**Text excerpt**
━━━━━━━━━━━━━━━━

# Moto Gp 2014



## Rekhmire (Mar 23, 2013)

Thought I'd start a new thread off ahead of this years championship. Obviously still a few of us debating what to do over the BT Sport deal. Not sure I will be able to resist. But World Superbikes and British Superbikes are still on Eurosport this year and will also be awesome racing. Should we start threads for those too?

By the way, how do you post videos on Youtube on here?


----------



## luckywatch (Feb 2, 2013)

Watch your video then left click on the link bar below. It will turn blue, then right click to copy and then just paste it in here. :yes:


----------



## Rekhmire (Mar 23, 2013)

I'm.getting a blank.screen with a "you need a plug in to display this content" Which plug in?


----------



## luckywatch (Feb 2, 2013)

Cant help with the plug in mate. So here is a piccy from the tests at Qatar. :thumbup:


----------



## Cleisthenes (Feb 28, 2014)

Now THAT is a crazy pic


----------



## Rekhmire (Mar 23, 2013)

━━━━━━━━━━━━━━━━

**Supplied data**
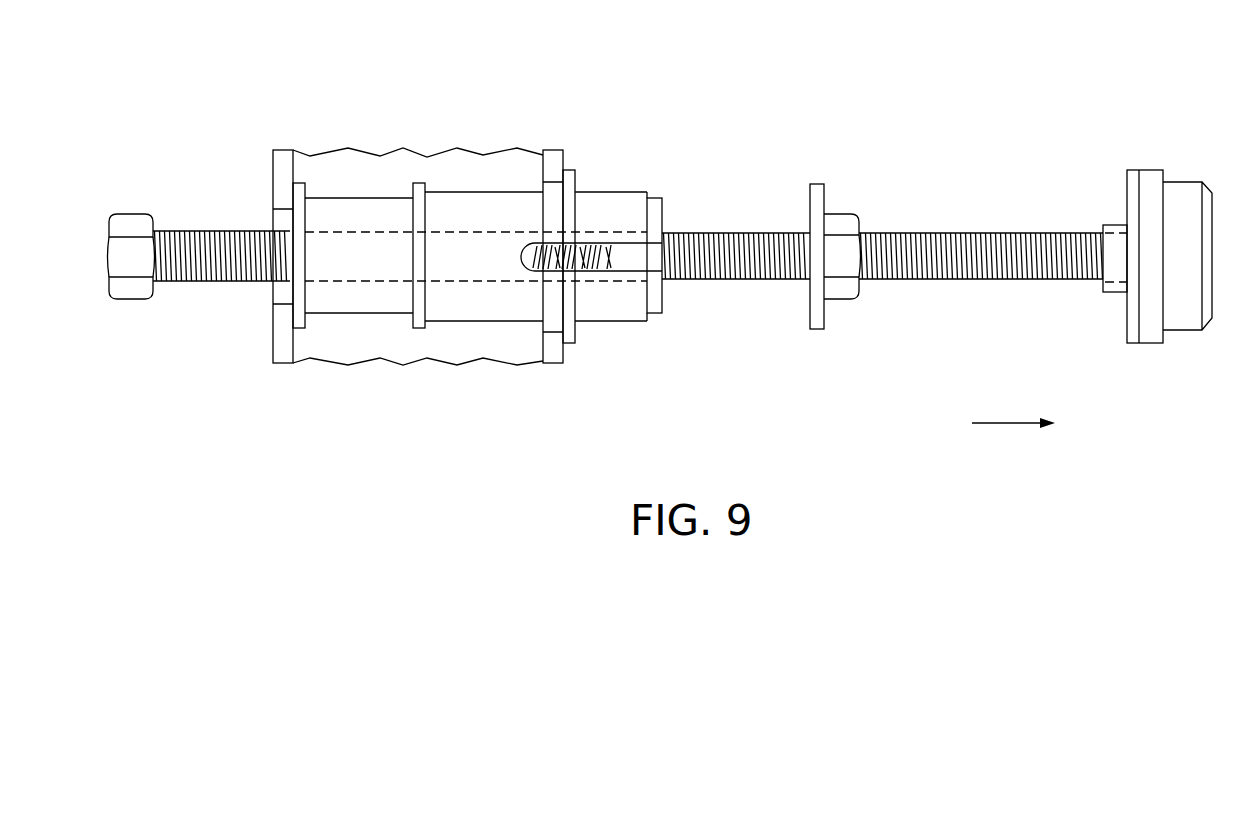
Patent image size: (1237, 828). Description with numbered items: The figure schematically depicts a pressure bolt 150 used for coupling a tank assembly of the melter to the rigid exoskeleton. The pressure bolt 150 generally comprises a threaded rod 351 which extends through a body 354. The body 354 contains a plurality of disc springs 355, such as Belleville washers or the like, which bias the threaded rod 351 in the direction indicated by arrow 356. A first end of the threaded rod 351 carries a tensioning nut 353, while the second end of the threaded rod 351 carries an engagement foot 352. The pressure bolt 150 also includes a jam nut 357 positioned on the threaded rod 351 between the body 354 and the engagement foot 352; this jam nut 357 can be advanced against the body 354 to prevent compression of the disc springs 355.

The pressure bolt 150 is at (458, 112).
The threaded rod 351 is at (740, 281).
The engagement foot 352 is at (1148, 170).
The tensioning nut 353 is at (140, 214).
The body 354 is at (463, 322).
The disc springs 355 is at (603, 243).
The arrow 356 is at (1008, 423).
The jam nut 357 is at (848, 180).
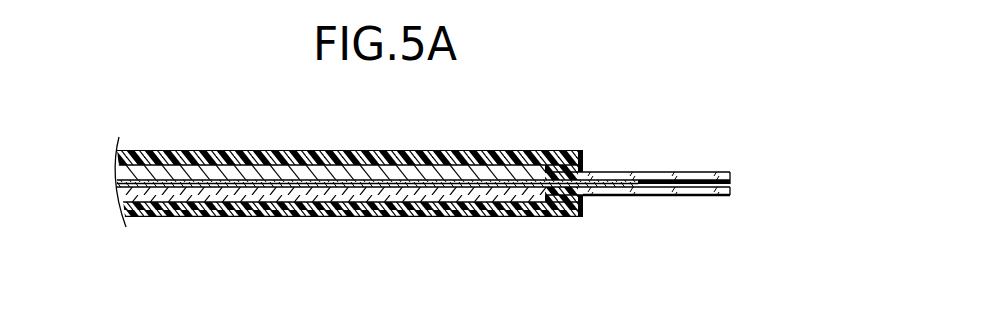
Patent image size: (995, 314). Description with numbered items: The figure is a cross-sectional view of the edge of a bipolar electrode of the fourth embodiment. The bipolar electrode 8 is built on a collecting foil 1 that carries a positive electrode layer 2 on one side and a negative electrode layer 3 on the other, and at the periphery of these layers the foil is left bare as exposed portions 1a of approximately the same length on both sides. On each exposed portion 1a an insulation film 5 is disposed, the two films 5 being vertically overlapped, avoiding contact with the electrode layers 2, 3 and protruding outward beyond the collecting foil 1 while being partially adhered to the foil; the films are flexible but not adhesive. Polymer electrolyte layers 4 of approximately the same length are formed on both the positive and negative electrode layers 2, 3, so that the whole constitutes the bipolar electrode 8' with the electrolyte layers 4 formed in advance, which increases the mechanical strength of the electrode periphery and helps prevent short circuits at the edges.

The bipolar electrode with polymer electrolyte layers 8' is at (350, 144).
The bipolar electrode 8 is at (97, 182).
The positive electrode layer 2 is at (207, 176).
The polymer electrolyte layer 4 is at (320, 177).
The collecting foil 1 is at (455, 186).
The negative electrode layer 3 is at (288, 218).
The exposed portion 1a is at (638, 145).
The insulation film 5 is at (681, 172).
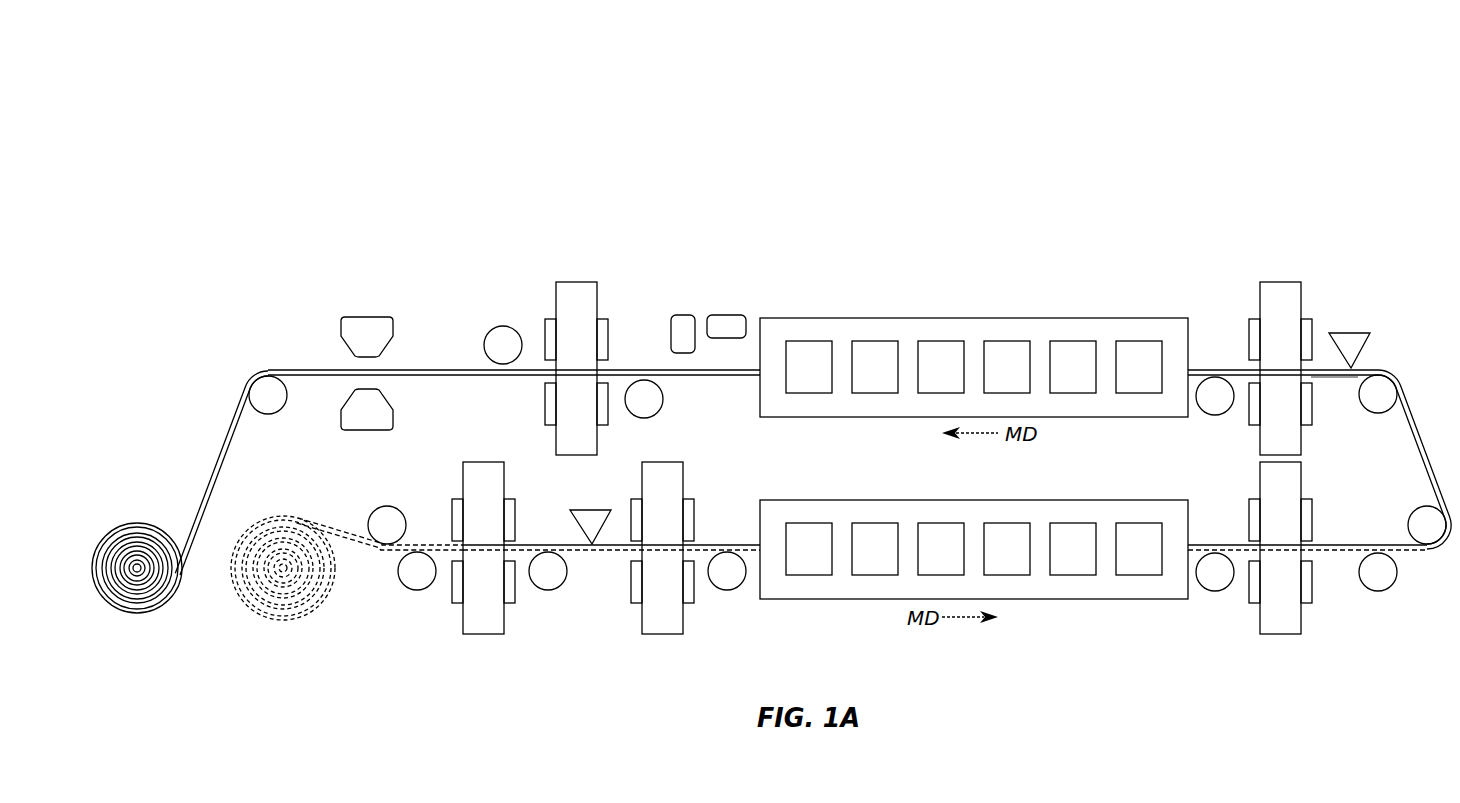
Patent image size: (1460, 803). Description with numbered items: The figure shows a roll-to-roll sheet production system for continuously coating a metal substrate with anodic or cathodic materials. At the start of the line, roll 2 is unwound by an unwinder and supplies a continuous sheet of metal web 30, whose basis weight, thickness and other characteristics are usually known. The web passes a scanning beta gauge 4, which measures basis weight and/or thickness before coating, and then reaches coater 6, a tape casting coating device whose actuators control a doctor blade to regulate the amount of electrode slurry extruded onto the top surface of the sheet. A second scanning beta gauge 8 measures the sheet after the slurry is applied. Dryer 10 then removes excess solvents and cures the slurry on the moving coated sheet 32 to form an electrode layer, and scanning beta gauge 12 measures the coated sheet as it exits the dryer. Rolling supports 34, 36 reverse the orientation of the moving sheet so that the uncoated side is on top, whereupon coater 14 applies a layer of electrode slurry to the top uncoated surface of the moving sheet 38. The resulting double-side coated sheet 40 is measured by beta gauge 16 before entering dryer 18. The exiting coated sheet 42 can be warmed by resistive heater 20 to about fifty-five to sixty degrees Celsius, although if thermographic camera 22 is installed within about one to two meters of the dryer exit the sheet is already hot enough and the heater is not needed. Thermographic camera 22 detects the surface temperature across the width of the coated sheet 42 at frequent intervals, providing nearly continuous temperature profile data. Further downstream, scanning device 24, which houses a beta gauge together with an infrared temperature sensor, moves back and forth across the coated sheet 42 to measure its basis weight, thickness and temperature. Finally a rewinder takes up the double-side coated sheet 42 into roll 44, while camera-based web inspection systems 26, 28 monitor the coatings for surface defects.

The roll 2 is at (255, 660).
The scanning beta gauge 4 is at (482, 636).
The coater 6 is at (586, 510).
The scanning beta gauge 8 is at (665, 636).
The dryer 10 is at (831, 600).
The scanning beta gauge 12 is at (1260, 614).
The coater 14 is at (1353, 331).
The beta gauge 16 is at (1272, 281).
The dryer 18 is at (891, 317).
The resistive heater 20 is at (739, 313).
The thermographic camera 22 is at (688, 313).
The scanning device 24 is at (585, 281).
The camera-based web inspection system 26 is at (383, 314).
The camera-based web inspection system 28 is at (376, 431).
The sheet of metal web 30 is at (342, 539).
The moving coated sheet 32 is at (750, 544).
The rolling support 34 is at (1418, 508).
The rolling support 36 is at (1377, 414).
The moving sheet 38 is at (1384, 372).
The double-side coated sheet 40 is at (1311, 378).
The coated sheet 42 is at (733, 376).
The roll 44 is at (122, 490).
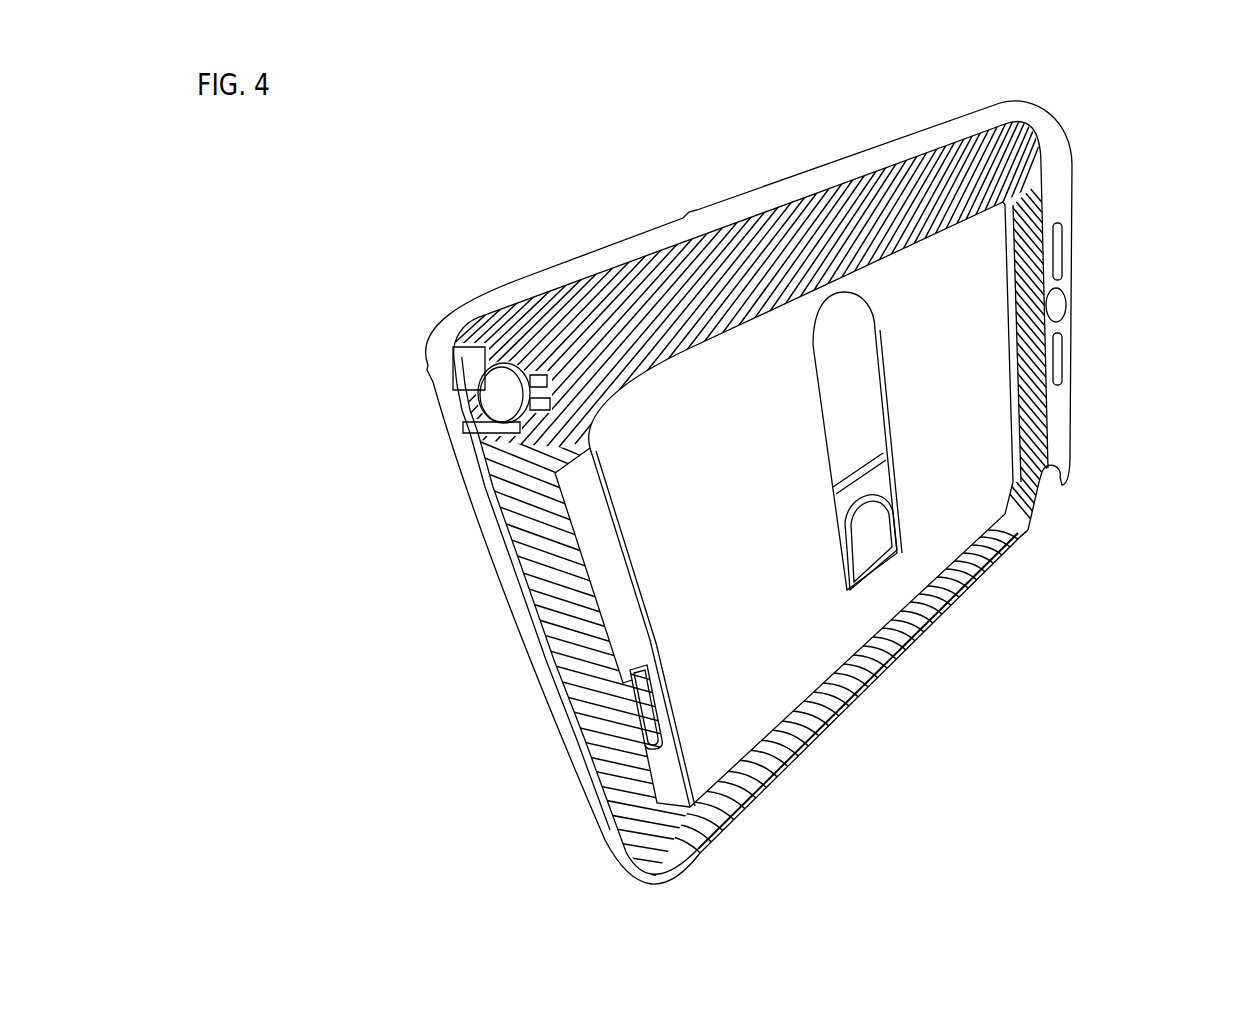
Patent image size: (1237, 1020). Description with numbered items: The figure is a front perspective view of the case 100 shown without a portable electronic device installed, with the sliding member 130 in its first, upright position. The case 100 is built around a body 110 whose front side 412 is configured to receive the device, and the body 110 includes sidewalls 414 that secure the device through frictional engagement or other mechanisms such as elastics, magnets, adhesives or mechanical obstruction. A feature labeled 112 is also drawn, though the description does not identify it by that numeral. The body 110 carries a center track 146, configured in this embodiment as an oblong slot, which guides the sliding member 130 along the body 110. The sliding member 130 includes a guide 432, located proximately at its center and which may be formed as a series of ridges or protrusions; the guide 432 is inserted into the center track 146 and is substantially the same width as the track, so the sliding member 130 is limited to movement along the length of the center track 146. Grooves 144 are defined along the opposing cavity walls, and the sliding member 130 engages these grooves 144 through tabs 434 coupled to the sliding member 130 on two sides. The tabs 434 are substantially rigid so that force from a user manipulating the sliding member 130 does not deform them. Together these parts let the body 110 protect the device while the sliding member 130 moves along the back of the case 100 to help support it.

The case 100 is at (510, 138).
The body 110 is at (1048, 104).
The opening 112 is at (1052, 308).
The sliding member 130 is at (877, 472).
The grooves 144 is at (595, 487).
The center track 146 is at (840, 348).
The front side 412 is at (953, 273).
The sidewalls 414 is at (1053, 195).
The guide 432 is at (870, 545).
The tabs 434 is at (1003, 560).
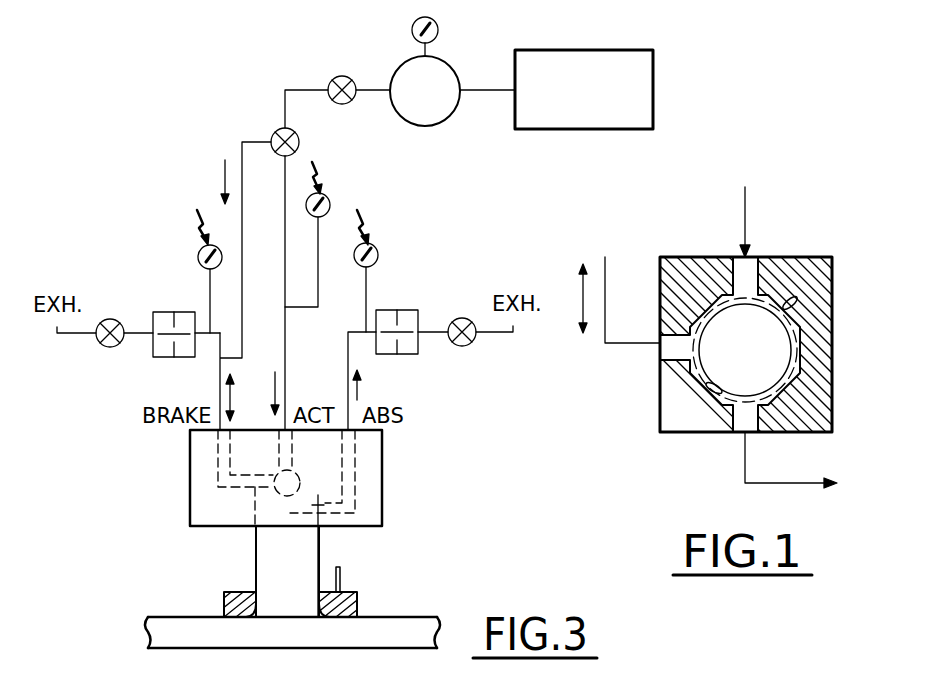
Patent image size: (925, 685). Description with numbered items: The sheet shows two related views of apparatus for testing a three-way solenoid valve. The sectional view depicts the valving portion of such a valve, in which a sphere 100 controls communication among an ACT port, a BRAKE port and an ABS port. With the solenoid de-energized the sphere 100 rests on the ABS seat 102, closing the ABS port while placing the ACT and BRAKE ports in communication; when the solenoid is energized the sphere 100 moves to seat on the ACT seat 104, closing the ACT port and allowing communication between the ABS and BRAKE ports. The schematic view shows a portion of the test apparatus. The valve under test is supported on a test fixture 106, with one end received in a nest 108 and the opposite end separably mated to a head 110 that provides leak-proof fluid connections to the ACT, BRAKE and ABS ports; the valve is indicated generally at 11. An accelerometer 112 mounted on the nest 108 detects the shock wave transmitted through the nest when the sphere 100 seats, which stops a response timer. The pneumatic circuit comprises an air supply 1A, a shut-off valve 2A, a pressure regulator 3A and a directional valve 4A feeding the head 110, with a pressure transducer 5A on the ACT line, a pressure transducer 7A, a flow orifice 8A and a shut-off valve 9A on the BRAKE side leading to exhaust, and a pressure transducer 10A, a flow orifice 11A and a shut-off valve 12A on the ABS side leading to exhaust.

In FIG. 3, the air supply 1A is at (584, 50).
In FIG. 3, the shut-off valve 2A is at (337, 78).
In FIG. 3, the pressure regulator 3A is at (455, 72).
In FIG. 3, the directional valve 4A is at (275, 130).
In FIG. 3, the pressure transducer 5A is at (326, 194).
In FIG. 3, the pressure transducer 7A is at (200, 250).
In FIG. 3, the flow orifice 8A is at (165, 311).
In FIG. 3, the shut-off valve 9A is at (105, 348).
In FIG. 3, the pressure transducer 10A is at (378, 250).
In FIG. 3, the flow orifice 11A is at (402, 310).
In FIG. 3, the shut-off valve 12A is at (465, 346).
In FIG. 3, the head 110 is at (383, 482).
In FIG. 3, the cylinder 11 is at (256, 556).
In FIG. 3, the nest 108 is at (224, 600).
In FIG. 3, the accelerometer 112 is at (344, 580).
In FIG. 3, the test fixture 106 is at (412, 617).
In FIG. 1, the sphere 100 is at (770, 400).
In FIG. 1, the ABS seat 102 is at (712, 390).
In FIG. 1, the ACT seat 104 is at (800, 305).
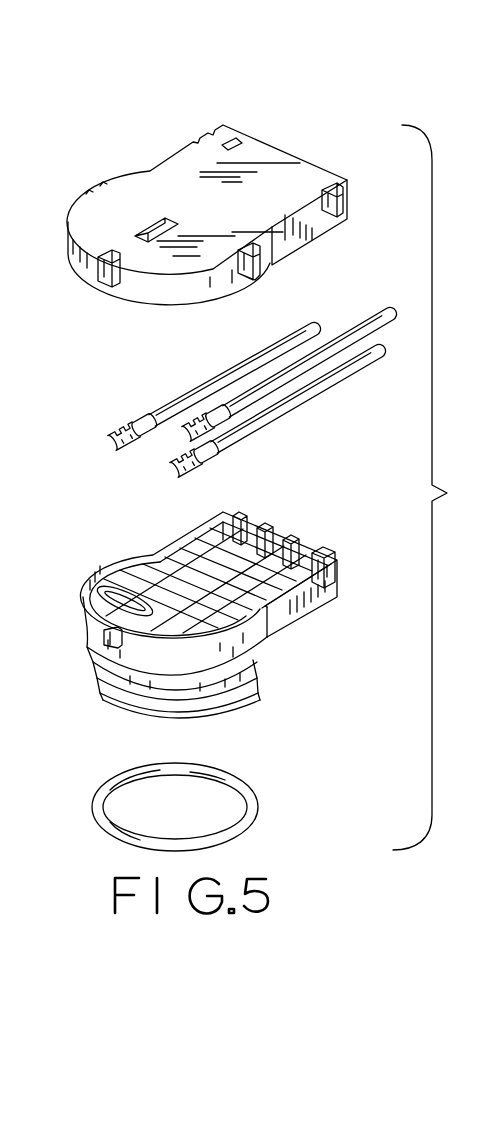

━━━━━━━━━━━━━━━━

**What to do**
1. Please reproduce the Moto Gp 2014 forum thread word for word, starting at "Thought I'd start" and ending at "for those too?".
2. Carry on the Moto Gp 2014 forum thread from the point where it stops.

**Results of the tasks**
1.
Thought I'd start a new thread off ahead of this years championship. Obviously still a few of us debating what to do over the BT Sport deal. Not sure I will be able to resist. But World Superbikes and British Superbikes are still on Eurosport this year and will also be awesome racing. Should we start threads for those too?

2.
Just a few days before the first race of hd season at Qatar. Marquez is still recovering from his broken leg so the smart money has to be on Lorenzo, surely? Personally, as a major fan of Valentino Rossi I'd love to see him come back in a big way this year and put the critics back in their collective box. He came 2nd at Qatar last year, beating the future champ into 3rd in the process, and no one should ever bet against Rossi.

The Open class should make things more competitive for Ducati but I feel Scott Redding is going to experience a baptism of fire. As good as Scott is, he's going to be out of his depth in this paddock.Espargaro's (both of them) will show their class this year.

More importantly, and much to my shame, I'll be succombing to the evil that is BT Sport on Thursday (pay day!) because I just can't bear to miss the racing. Not happy about it though. And have e mailex Tissot to tell them I won't be buying a Moto GP watch his year in protest at the BT deal un the UK. Only way to hit them is to hit Dorna's sponsors.

So who else will be watching?


----------



## luckywatch (Feb 2, 2013)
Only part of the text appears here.